# start of DATA SHOWN

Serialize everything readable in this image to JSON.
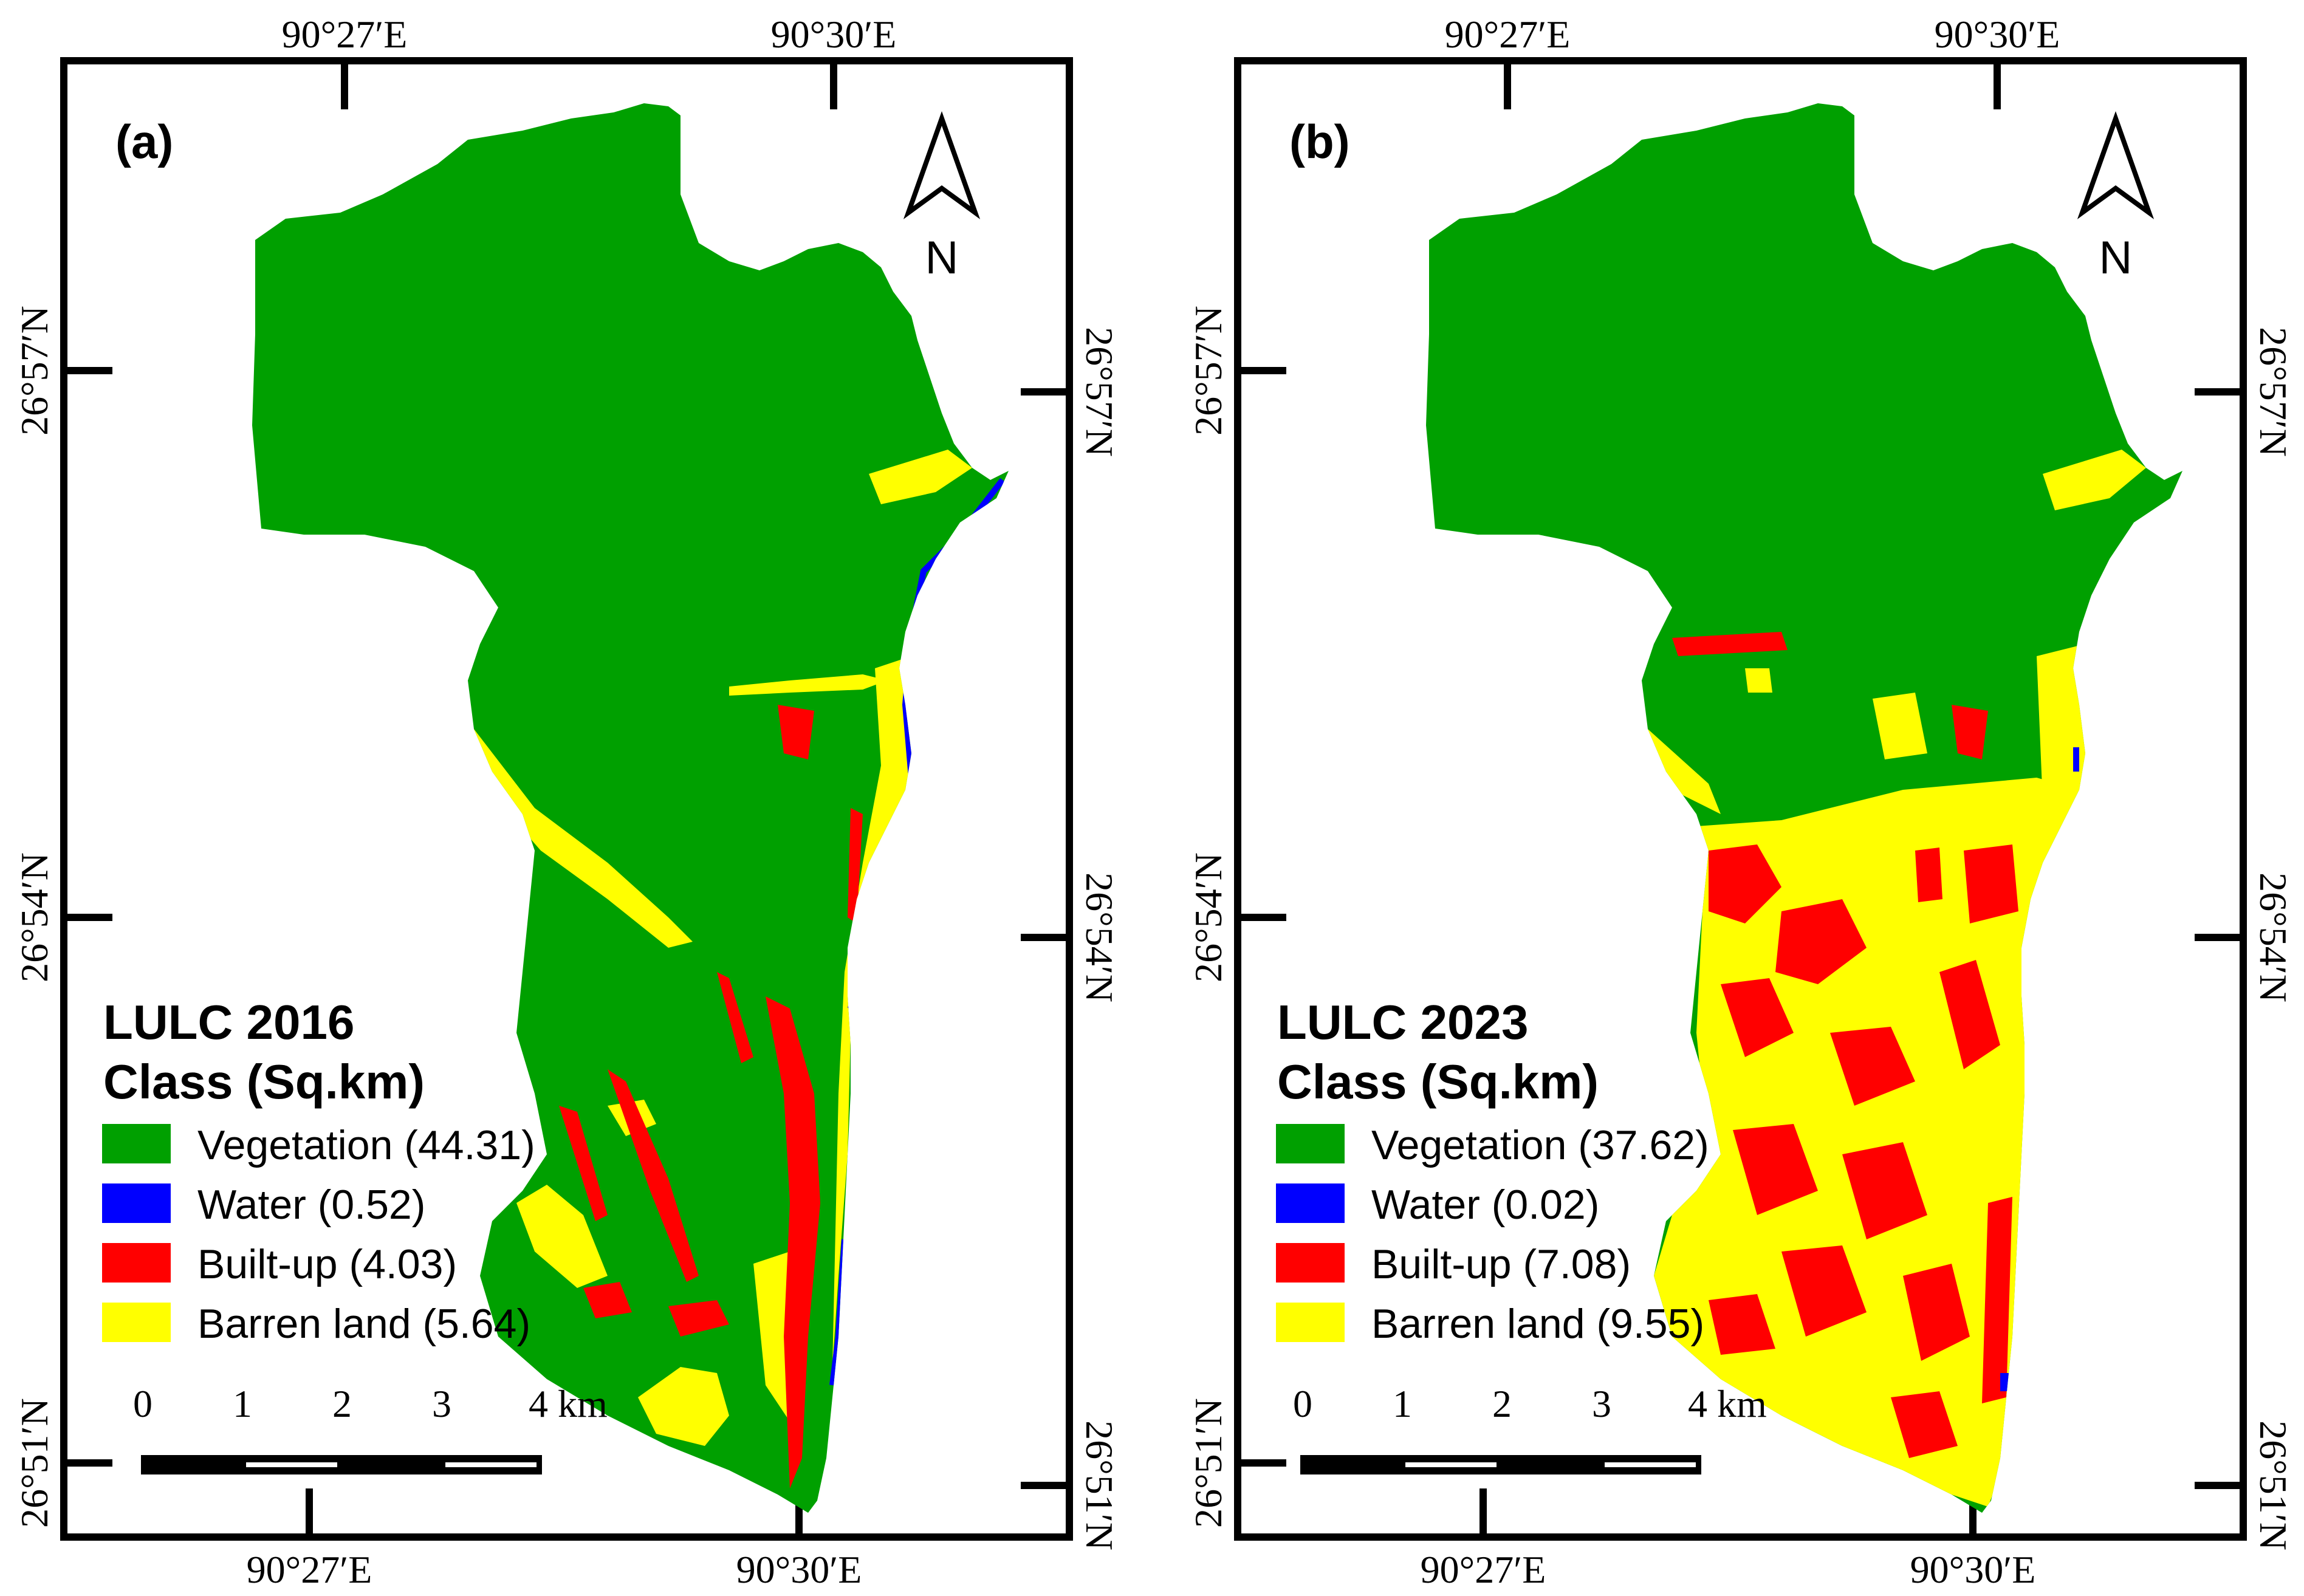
{
  "panels": [
    {
      "id": "a",
      "label": "(a)",
      "north": "N",
      "top_ticks": [
        "90°27′E",
        "90°30′E"
      ],
      "bottom_ticks": [
        "90°27′E",
        "90°30′E"
      ],
      "left_ticks": [
        "26°57′N",
        "26°54′N",
        "26°51′N"
      ],
      "right_ticks": [
        "26°57′N",
        "26°54′N",
        "26°51′N"
      ],
      "legend": {
        "title_line1": "LULC 2016",
        "title_line2": "Class (Sq.km)",
        "items": [
          {
            "label": "Vegetation (44.31)",
            "color": "#00A000"
          },
          {
            "label": "Water (0.52)",
            "color": "#0000FF"
          },
          {
            "label": "Built-up (4.03)",
            "color": "#FF0000"
          },
          {
            "label": "Barren land (5.64)",
            "color": "#FFFF00"
          }
        ]
      },
      "scale_bar": {
        "labels": [
          "0",
          "1",
          "2",
          "3",
          "4 km"
        ]
      }
    },
    {
      "id": "b",
      "label": "(b)",
      "north": "N",
      "top_ticks": [
        "90°27′E",
        "90°30′E"
      ],
      "bottom_ticks": [
        "90°27′E",
        "90°30′E"
      ],
      "left_ticks": [
        "26°57′N",
        "26°54′N",
        "26°51′N"
      ],
      "right_ticks": [
        "26°57′N",
        "26°54′N",
        "26°51′N"
      ],
      "legend": {
        "title_line1": "LULC 2023",
        "title_line2": "Class (Sq.km)",
        "items": [
          {
            "label": "Vegetation (37.62)",
            "color": "#00A000"
          },
          {
            "label": "Water (0.02)",
            "color": "#0000FF"
          },
          {
            "label": "Built-up (7.08)",
            "color": "#FF0000"
          },
          {
            "label": "Barren land (9.55)",
            "color": "#FFFF00"
          }
        ]
      },
      "scale_bar": {
        "labels": [
          "0",
          "1",
          "2",
          "3",
          "4 km"
        ]
      }
    }
  ],
  "colors": {
    "vegetation": "#00A000",
    "water": "#0000FF",
    "builtup": "#FF0000",
    "barren": "#FFFF00",
    "frame": "#000000"
  }
}
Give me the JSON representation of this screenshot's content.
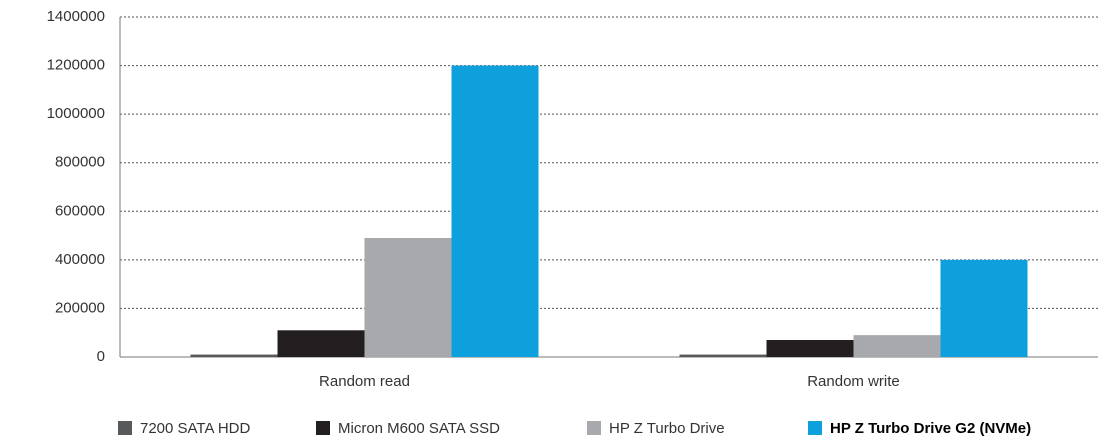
{
  "chart_data": {
    "type": "bar",
    "categories": [
      "Random read",
      "Random write"
    ],
    "series": [
      {
        "name": "7200 SATA HDD",
        "color": "#58595b",
        "values": [
          10000,
          10000
        ]
      },
      {
        "name": "Micron M600 SATA SSD",
        "color": "#231f20",
        "values": [
          110000,
          70000
        ]
      },
      {
        "name": "HP Z Turbo Drive",
        "color": "#a7a9ac",
        "values": [
          490000,
          90000
        ]
      },
      {
        "name": "HP Z Turbo Drive G2 (NVMe)",
        "color": "#0ea0dc",
        "values": [
          1200000,
          400000
        ]
      }
    ],
    "ylim": [
      0,
      1400000
    ],
    "yticks": [
      0,
      200000,
      400000,
      600000,
      800000,
      1000000,
      1200000,
      1400000
    ],
    "grid": true,
    "legend": "bottom"
  }
}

# end of DATA SHOWN

Copy out the records above in full, exactly as written, but not the pictures.

EXERCISE RESULT:
Serialize everything readable in this image to JSON.
{
  "panels": [
    {
      "id": "a",
      "label": "(a)",
      "north": "N",
      "top_ticks": [
        "90°27′E",
        "90°30′E"
      ],
      "bottom_ticks": [
        "90°27′E",
        "90°30′E"
      ],
      "left_ticks": [
        "26°57′N",
        "26°54′N",
        "26°51′N"
      ],
      "right_ticks": [
        "26°57′N",
        "26°54′N",
        "26°51′N"
      ],
      "legend": {
        "title_line1": "LULC 2016",
        "title_line2": "Class (Sq.km)",
        "items": [
          {
            "label": "Vegetation (44.31)",
            "color": "#00A000"
          },
          {
            "label": "Water (0.52)",
            "color": "#0000FF"
          },
          {
            "label": "Built-up (4.03)",
            "color": "#FF0000"
          },
          {
            "label": "Barren land (5.64)",
            "color": "#FFFF00"
          }
        ]
      },
      "scale_bar": {
        "labels": [
          "0",
          "1",
          "2",
          "3",
          "4 km"
        ]
      }
    },
    {
      "id": "b",
      "label": "(b)",
      "north": "N",
      "top_ticks": [
        "90°27′E",
        "90°30′E"
      ],
      "bottom_ticks": [
        "90°27′E",
        "90°30′E"
      ],
      "left_ticks": [
        "26°57′N",
        "26°54′N",
        "26°51′N"
      ],
      "right_ticks": [
        "26°57′N",
        "26°54′N",
        "26°51′N"
      ],
      "legend": {
        "title_line1": "LULC 2023",
        "title_line2": "Class (Sq.km)",
        "items": [
          {
            "label": "Vegetation (37.62)",
            "color": "#00A000"
          },
          {
            "label": "Water (0.02)",
            "color": "#0000FF"
          },
          {
            "label": "Built-up (7.08)",
            "color": "#FF0000"
          },
          {
            "label": "Barren land (9.55)",
            "color": "#FFFF00"
          }
        ]
      },
      "scale_bar": {
        "labels": [
          "0",
          "1",
          "2",
          "3",
          "4 km"
        ]
      }
    }
  ],
  "colors": {
    "vegetation": "#00A000",
    "water": "#0000FF",
    "builtup": "#FF0000",
    "barren": "#FFFF00",
    "frame": "#000000"
  }
}
Give me the JSON representation of this screenshot's content.
{
  "chart_data": {
    "type": "bar",
    "categories": [
      "Random read",
      "Random write"
    ],
    "series": [
      {
        "name": "7200 SATA HDD",
        "color": "#58595b",
        "values": [
          10000,
          10000
        ]
      },
      {
        "name": "Micron M600 SATA SSD",
        "color": "#231f20",
        "values": [
          110000,
          70000
        ]
      },
      {
        "name": "HP Z Turbo Drive",
        "color": "#a7a9ac",
        "values": [
          490000,
          90000
        ]
      },
      {
        "name": "HP Z Turbo Drive G2 (NVMe)",
        "color": "#0ea0dc",
        "values": [
          1200000,
          400000
        ]
      }
    ],
    "ylim": [
      0,
      1400000
    ],
    "yticks": [
      0,
      200000,
      400000,
      600000,
      800000,
      1000000,
      1200000,
      1400000
    ],
    "grid": true,
    "legend": "bottom"
  }
}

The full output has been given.